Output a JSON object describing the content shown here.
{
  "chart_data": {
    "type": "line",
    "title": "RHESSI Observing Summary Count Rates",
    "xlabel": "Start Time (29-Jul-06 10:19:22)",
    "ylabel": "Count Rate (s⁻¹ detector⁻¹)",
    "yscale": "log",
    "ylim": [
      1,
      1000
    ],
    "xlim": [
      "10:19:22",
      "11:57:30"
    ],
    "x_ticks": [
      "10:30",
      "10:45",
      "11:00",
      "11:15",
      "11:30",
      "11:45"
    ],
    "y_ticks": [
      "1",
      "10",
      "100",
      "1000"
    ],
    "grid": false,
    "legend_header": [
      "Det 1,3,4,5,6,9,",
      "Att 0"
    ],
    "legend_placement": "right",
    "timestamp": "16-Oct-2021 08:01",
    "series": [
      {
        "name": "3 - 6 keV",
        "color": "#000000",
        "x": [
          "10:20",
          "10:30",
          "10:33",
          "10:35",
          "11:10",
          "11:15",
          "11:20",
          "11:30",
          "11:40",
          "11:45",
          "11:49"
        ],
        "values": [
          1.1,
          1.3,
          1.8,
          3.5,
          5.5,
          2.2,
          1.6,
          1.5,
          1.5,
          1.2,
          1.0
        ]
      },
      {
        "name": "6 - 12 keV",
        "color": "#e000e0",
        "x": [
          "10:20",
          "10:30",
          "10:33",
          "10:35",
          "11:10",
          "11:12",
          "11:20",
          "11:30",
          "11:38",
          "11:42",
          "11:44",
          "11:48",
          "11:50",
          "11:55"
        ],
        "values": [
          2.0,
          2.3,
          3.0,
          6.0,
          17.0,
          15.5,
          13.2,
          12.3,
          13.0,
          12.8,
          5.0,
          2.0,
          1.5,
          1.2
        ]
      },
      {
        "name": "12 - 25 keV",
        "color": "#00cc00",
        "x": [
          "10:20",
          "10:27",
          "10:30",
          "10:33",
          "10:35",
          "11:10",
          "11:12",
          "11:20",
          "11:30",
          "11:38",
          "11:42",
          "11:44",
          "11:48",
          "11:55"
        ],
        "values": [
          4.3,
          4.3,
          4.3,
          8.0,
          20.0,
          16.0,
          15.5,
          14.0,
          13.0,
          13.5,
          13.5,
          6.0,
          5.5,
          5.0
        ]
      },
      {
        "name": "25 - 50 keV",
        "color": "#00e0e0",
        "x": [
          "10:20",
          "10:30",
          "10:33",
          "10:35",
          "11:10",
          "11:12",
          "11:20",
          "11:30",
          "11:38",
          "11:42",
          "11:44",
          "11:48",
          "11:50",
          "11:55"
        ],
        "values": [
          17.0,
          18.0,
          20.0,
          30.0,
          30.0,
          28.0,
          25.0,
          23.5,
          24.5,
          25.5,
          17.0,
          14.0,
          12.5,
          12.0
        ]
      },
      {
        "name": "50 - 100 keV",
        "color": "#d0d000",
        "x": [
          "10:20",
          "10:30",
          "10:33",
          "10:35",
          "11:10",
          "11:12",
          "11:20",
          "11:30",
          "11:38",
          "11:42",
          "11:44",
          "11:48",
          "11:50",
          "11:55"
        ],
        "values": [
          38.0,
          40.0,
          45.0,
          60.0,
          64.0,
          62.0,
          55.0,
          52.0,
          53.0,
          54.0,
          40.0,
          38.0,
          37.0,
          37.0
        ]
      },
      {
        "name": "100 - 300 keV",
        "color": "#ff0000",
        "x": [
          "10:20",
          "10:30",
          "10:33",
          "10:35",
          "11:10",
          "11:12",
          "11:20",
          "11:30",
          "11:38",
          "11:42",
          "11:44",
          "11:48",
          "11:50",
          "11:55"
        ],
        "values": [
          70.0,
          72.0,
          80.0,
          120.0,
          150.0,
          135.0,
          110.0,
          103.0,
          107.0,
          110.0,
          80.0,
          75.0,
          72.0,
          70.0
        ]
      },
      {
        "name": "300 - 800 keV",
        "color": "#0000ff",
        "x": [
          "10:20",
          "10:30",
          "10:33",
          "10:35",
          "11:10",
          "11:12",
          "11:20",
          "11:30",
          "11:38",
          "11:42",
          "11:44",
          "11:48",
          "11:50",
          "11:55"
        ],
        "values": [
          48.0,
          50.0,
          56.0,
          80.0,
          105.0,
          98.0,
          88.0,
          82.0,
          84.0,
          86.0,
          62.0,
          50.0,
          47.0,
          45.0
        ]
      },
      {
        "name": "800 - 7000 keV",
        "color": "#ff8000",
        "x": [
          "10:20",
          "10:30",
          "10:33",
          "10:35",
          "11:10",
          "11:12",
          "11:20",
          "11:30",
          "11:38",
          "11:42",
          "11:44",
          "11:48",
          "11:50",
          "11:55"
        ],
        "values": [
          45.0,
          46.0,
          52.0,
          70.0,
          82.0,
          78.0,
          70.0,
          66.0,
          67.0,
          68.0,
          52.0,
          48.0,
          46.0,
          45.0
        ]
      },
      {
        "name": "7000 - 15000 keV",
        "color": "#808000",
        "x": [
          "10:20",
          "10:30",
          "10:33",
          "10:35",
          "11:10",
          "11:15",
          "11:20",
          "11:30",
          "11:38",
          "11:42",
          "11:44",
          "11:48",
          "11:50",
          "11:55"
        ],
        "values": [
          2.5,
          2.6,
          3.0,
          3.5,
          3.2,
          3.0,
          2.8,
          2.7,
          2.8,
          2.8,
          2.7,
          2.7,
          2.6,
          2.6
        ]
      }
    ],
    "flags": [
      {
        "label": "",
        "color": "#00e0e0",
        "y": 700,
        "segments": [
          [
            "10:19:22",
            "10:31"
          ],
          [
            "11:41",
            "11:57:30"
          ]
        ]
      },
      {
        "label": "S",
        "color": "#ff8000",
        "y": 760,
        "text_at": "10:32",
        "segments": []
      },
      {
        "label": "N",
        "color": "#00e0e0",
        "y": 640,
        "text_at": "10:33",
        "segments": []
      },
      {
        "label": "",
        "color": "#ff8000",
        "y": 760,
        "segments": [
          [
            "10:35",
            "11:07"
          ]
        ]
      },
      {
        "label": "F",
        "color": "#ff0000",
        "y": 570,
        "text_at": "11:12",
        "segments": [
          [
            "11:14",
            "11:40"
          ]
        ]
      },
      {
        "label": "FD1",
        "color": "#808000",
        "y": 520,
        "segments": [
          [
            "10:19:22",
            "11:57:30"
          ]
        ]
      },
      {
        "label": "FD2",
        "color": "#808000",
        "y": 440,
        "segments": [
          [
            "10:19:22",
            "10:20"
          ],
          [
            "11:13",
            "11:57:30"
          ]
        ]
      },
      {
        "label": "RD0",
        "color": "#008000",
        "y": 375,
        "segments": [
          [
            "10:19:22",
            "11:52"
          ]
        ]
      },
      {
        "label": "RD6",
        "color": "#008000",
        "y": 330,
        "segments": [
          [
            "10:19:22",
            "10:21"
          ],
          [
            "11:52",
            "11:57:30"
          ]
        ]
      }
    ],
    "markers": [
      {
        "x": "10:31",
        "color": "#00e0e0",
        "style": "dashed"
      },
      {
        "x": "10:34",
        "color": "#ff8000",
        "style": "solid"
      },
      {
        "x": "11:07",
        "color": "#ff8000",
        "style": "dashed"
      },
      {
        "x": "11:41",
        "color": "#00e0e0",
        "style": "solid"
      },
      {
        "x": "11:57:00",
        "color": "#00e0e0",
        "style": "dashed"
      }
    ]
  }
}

──────

* YOUR OBJECTIVE
Output all of the material, please, exactly as it stands.

* ANSWER FOR THIS EXERCISE
Output a JSON object describing the content shown here.
{
  "chart_data": {
    "type": "line",
    "title": "RHESSI Observing Summary Count Rates",
    "xlabel": "Start Time (29-Jul-06 10:19:22)",
    "ylabel": "Count Rate (s⁻¹ detector⁻¹)",
    "yscale": "log",
    "ylim": [
      1,
      1000
    ],
    "xlim": [
      "10:19:22",
      "11:57:30"
    ],
    "x_ticks": [
      "10:30",
      "10:45",
      "11:00",
      "11:15",
      "11:30",
      "11:45"
    ],
    "y_ticks": [
      "1",
      "10",
      "100",
      "1000"
    ],
    "grid": false,
    "legend_header": [
      "Det 1,3,4,5,6,9,",
      "Att 0"
    ],
    "legend_placement": "right",
    "timestamp": "16-Oct-2021 08:01",
    "series": [
      {
        "name": "3 - 6 keV",
        "color": "#000000",
        "x": [
          "10:20",
          "10:30",
          "10:33",
          "10:35",
          "11:10",
          "11:15",
          "11:20",
          "11:30",
          "11:40",
          "11:45",
          "11:49"
        ],
        "values": [
          1.1,
          1.3,
          1.8,
          3.5,
          5.5,
          2.2,
          1.6,
          1.5,
          1.5,
          1.2,
          1.0
        ]
      },
      {
        "name": "6 - 12 keV",
        "color": "#e000e0",
        "x": [
          "10:20",
          "10:30",
          "10:33",
          "10:35",
          "11:10",
          "11:12",
          "11:20",
          "11:30",
          "11:38",
          "11:42",
          "11:44",
          "11:48",
          "11:50",
          "11:55"
        ],
        "values": [
          2.0,
          2.3,
          3.0,
          6.0,
          17.0,
          15.5,
          13.2,
          12.3,
          13.0,
          12.8,
          5.0,
          2.0,
          1.5,
          1.2
        ]
      },
      {
        "name": "12 - 25 keV",
        "color": "#00cc00",
        "x": [
          "10:20",
          "10:27",
          "10:30",
          "10:33",
          "10:35",
          "11:10",
          "11:12",
          "11:20",
          "11:30",
          "11:38",
          "11:42",
          "11:44",
          "11:48",
          "11:55"
        ],
        "values": [
          4.3,
          4.3,
          4.3,
          8.0,
          20.0,
          16.0,
          15.5,
          14.0,
          13.0,
          13.5,
          13.5,
          6.0,
          5.5,
          5.0
        ]
      },
      {
        "name": "25 - 50 keV",
        "color": "#00e0e0",
        "x": [
          "10:20",
          "10:30",
          "10:33",
          "10:35",
          "11:10",
          "11:12",
          "11:20",
          "11:30",
          "11:38",
          "11:42",
          "11:44",
          "11:48",
          "11:50",
          "11:55"
        ],
        "values": [
          17.0,
          18.0,
          20.0,
          30.0,
          30.0,
          28.0,
          25.0,
          23.5,
          24.5,
          25.5,
          17.0,
          14.0,
          12.5,
          12.0
        ]
      },
      {
        "name": "50 - 100 keV",
        "color": "#d0d000",
        "x": [
          "10:20",
          "10:30",
          "10:33",
          "10:35",
          "11:10",
          "11:12",
          "11:20",
          "11:30",
          "11:38",
          "11:42",
          "11:44",
          "11:48",
          "11:50",
          "11:55"
        ],
        "values": [
          38.0,
          40.0,
          45.0,
          60.0,
          64.0,
          62.0,
          55.0,
          52.0,
          53.0,
          54.0,
          40.0,
          38.0,
          37.0,
          37.0
        ]
      },
      {
        "name": "100 - 300 keV",
        "color": "#ff0000",
        "x": [
          "10:20",
          "10:30",
          "10:33",
          "10:35",
          "11:10",
          "11:12",
          "11:20",
          "11:30",
          "11:38",
          "11:42",
          "11:44",
          "11:48",
          "11:50",
          "11:55"
        ],
        "values": [
          70.0,
          72.0,
          80.0,
          120.0,
          150.0,
          135.0,
          110.0,
          103.0,
          107.0,
          110.0,
          80.0,
          75.0,
          72.0,
          70.0
        ]
      },
      {
        "name": "300 - 800 keV",
        "color": "#0000ff",
        "x": [
          "10:20",
          "10:30",
          "10:33",
          "10:35",
          "11:10",
          "11:12",
          "11:20",
          "11:30",
          "11:38",
          "11:42",
          "11:44",
          "11:48",
          "11:50",
          "11:55"
        ],
        "values": [
          48.0,
          50.0,
          56.0,
          80.0,
          105.0,
          98.0,
          88.0,
          82.0,
          84.0,
          86.0,
          62.0,
          50.0,
          47.0,
          45.0
        ]
      },
      {
        "name": "800 - 7000 keV",
        "color": "#ff8000",
        "x": [
          "10:20",
          "10:30",
          "10:33",
          "10:35",
          "11:10",
          "11:12",
          "11:20",
          "11:30",
          "11:38",
          "11:42",
          "11:44",
          "11:48",
          "11:50",
          "11:55"
        ],
        "values": [
          45.0,
          46.0,
          52.0,
          70.0,
          82.0,
          78.0,
          70.0,
          66.0,
          67.0,
          68.0,
          52.0,
          48.0,
          46.0,
          45.0
        ]
      },
      {
        "name": "7000 - 15000 keV",
        "color": "#808000",
        "x": [
          "10:20",
          "10:30",
          "10:33",
          "10:35",
          "11:10",
          "11:15",
          "11:20",
          "11:30",
          "11:38",
          "11:42",
          "11:44",
          "11:48",
          "11:50",
          "11:55"
        ],
        "values": [
          2.5,
          2.6,
          3.0,
          3.5,
          3.2,
          3.0,
          2.8,
          2.7,
          2.8,
          2.8,
          2.7,
          2.7,
          2.6,
          2.6
        ]
      }
    ],
    "flags": [
      {
        "label": "",
        "color": "#00e0e0",
        "y": 700,
        "segments": [
          [
            "10:19:22",
            "10:31"
          ],
          [
            "11:41",
            "11:57:30"
          ]
        ]
      },
      {
        "label": "S",
        "color": "#ff8000",
        "y": 760,
        "text_at": "10:32",
        "segments": []
      },
      {
        "label": "N",
        "color": "#00e0e0",
        "y": 640,
        "text_at": "10:33",
        "segments": []
      },
      {
        "label": "",
        "color": "#ff8000",
        "y": 760,
        "segments": [
          [
            "10:35",
            "11:07"
          ]
        ]
      },
      {
        "label": "F",
        "color": "#ff0000",
        "y": 570,
        "text_at": "11:12",
        "segments": [
          [
            "11:14",
            "11:40"
          ]
        ]
      },
      {
        "label": "FD1",
        "color": "#808000",
        "y": 520,
        "segments": [
          [
            "10:19:22",
            "11:57:30"
          ]
        ]
      },
      {
        "label": "FD2",
        "color": "#808000",
        "y": 440,
        "segments": [
          [
            "10:19:22",
            "10:20"
          ],
          [
            "11:13",
            "11:57:30"
          ]
        ]
      },
      {
        "label": "RD0",
        "color": "#008000",
        "y": 375,
        "segments": [
          [
            "10:19:22",
            "11:52"
          ]
        ]
      },
      {
        "label": "RD6",
        "color": "#008000",
        "y": 330,
        "segments": [
          [
            "10:19:22",
            "10:21"
          ],
          [
            "11:52",
            "11:57:30"
          ]
        ]
      }
    ],
    "markers": [
      {
        "x": "10:31",
        "color": "#00e0e0",
        "style": "dashed"
      },
      {
        "x": "10:34",
        "color": "#ff8000",
        "style": "solid"
      },
      {
        "x": "11:07",
        "color": "#ff8000",
        "style": "dashed"
      },
      {
        "x": "11:41",
        "color": "#00e0e0",
        "style": "solid"
      },
      {
        "x": "11:57:00",
        "color": "#00e0e0",
        "style": "dashed"
      }
    ]
  }
}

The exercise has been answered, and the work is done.